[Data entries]
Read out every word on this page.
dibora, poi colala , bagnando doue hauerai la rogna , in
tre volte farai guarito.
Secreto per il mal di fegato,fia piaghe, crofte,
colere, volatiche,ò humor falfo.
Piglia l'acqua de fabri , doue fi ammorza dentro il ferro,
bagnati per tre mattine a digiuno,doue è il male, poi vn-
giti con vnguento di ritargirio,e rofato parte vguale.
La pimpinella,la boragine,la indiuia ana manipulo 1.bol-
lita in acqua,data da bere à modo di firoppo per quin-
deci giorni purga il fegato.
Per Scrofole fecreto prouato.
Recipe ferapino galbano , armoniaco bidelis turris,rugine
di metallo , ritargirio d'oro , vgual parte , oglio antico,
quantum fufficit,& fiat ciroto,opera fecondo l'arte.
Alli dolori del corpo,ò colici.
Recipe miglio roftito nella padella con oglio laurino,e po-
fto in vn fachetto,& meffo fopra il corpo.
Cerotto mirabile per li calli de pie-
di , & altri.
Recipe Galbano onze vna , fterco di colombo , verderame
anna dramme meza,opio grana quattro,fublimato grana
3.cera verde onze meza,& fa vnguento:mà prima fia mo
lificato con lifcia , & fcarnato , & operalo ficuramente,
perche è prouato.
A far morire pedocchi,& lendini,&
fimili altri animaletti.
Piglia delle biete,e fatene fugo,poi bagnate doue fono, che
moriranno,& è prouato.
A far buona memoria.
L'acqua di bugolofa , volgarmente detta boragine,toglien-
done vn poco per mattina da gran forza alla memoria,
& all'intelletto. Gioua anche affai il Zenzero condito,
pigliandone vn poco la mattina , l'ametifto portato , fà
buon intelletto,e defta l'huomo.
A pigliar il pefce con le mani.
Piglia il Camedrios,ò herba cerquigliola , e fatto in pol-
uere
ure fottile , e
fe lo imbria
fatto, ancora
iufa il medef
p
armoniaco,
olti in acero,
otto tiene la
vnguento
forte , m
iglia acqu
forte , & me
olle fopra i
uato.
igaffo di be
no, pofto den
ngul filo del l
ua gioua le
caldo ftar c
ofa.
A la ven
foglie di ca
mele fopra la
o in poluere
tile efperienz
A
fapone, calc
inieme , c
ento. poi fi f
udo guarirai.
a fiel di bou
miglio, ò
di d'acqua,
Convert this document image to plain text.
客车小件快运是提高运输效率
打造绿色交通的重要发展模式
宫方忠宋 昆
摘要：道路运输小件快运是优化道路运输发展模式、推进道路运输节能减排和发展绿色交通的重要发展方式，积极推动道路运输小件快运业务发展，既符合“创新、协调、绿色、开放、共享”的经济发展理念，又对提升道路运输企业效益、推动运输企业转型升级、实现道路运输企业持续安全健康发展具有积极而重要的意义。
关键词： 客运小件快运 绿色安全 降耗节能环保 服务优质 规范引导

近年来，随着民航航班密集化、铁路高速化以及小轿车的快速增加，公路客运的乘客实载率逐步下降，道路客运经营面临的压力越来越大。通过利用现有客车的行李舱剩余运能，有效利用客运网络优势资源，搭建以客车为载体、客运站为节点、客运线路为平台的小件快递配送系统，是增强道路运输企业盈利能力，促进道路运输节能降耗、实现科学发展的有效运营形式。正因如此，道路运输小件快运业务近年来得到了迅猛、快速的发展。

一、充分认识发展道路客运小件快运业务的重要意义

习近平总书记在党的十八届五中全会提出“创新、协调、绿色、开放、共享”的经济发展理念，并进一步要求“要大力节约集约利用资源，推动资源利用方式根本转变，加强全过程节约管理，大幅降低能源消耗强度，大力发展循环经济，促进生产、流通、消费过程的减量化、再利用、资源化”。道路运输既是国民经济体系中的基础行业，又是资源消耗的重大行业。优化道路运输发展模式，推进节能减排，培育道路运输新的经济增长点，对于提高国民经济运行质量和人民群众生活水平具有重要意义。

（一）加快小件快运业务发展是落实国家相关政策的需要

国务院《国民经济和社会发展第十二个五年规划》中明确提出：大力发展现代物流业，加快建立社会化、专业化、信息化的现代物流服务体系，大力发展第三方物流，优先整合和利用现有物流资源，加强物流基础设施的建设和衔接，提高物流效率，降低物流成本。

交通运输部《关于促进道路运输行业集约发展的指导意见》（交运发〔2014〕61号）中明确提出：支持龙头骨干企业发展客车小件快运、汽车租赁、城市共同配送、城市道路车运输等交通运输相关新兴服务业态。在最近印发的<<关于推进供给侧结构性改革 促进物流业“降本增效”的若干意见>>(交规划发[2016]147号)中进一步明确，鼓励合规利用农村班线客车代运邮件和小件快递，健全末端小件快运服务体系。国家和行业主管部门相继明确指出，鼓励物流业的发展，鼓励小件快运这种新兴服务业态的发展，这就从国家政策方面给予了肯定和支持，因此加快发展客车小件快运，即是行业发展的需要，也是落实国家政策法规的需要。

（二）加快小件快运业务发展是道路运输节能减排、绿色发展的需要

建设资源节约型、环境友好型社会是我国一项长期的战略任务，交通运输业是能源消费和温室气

Set problem
Please retype, exactly as written, every line from the line containing "Convert this document image to plain text." through the last line of the records above, including both of those lines, and nothing else.

Result
Convert this document image to plain text.
客车小件快运是提高运输效率
打造绿色交通的重要发展模式
宫方忠宋 昆
摘要：道路运输小件快运是优化道路运输发展模式、推进道路运输节能减排和发展绿色交通的重要发展方式，积极推动道路运输小件快运业务发展，既符合“创新、协调、绿色、开放、共享”的经济发展理念，又对提升道路运输企业效益、推动运输企业转型升级、实现道路运输企业持续安全健康发展具有积极而重要的意义。
关键词： 客运小件快运 绿色安全 降耗节能环保 服务优质 规范引导

近年来，随着民航航班密集化、铁路高速化以及小轿车的快速增加，公路客运的乘客实载率逐步下降，道路客运经营面临的压力越来越大。通过利用现有客车的行李舱剩余运能，有效利用客运网络优势资源，搭建以客车为载体、客运站为节点、客运线路为平台的小件快递配送系统，是增强道路运输企业盈利能力，促进道路运输节能降耗、实现科学发展的有效运营形式。正因如此，道路运输小件快运业务近年来得到了迅猛、快速的发展。

一、充分认识发展道路客运小件快运业务的重要意义

习近平总书记在党的十八届五中全会提出“创新、协调、绿色、开放、共享”的经济发展理念，并进一步要求“要大力节约集约利用资源，推动资源利用方式根本转变，加强全过程节约管理，大幅降低能源消耗强度，大力发展循环经济，促进生产、流通、消费过程的减量化、再利用、资源化”。道路运输既是国民经济体系中的基础行业，又是资源消耗的重大行业。优化道路运输发展模式，推进节能减排，培育道路运输新的经济增长点，对于提高国民经济运行质量和人民群众生活水平具有重要意义。

（一）加快小件快运业务发展是落实国家相关政策的需要

国务院《国民经济和社会发展第十二个五年规划》中明确提出：大力发展现代物流业，加快建立社会化、专业化、信息化的现代物流服务体系，大力发展第三方物流，优先整合和利用现有物流资源，加强物流基础设施的建设和衔接，提高物流效率，降低物流成本。

交通运输部《关于促进道路运输行业集约发展的指导意见》（交运发〔2014〕61号）中明确提出：支持龙头骨干企业发展客车小件快运、汽车租赁、城市共同配送、城市道路车运输等交通运输相关新兴服务业态。在最近印发的<<关于推进供给侧结构性改革 促进物流业“降本增效”的若干意见>>(交规划发[2016]147号)中进一步明确，鼓励合规利用农村班线客车代运邮件和小件快递，健全末端小件快运服务体系。国家和行业主管部门相继明确指出，鼓励物流业的发展，鼓励小件快运这种新兴服务业态的发展，这就从国家政策方面给予了肯定和支持，因此加快发展客车小件快运，即是行业发展的需要，也是落实国家政策法规的需要。

（二）加快小件快运业务发展是道路运输节能减排、绿色发展的需要

建设资源节约型、环境友好型社会是我国一项长期的战略任务，交通运输业是能源消费和温室气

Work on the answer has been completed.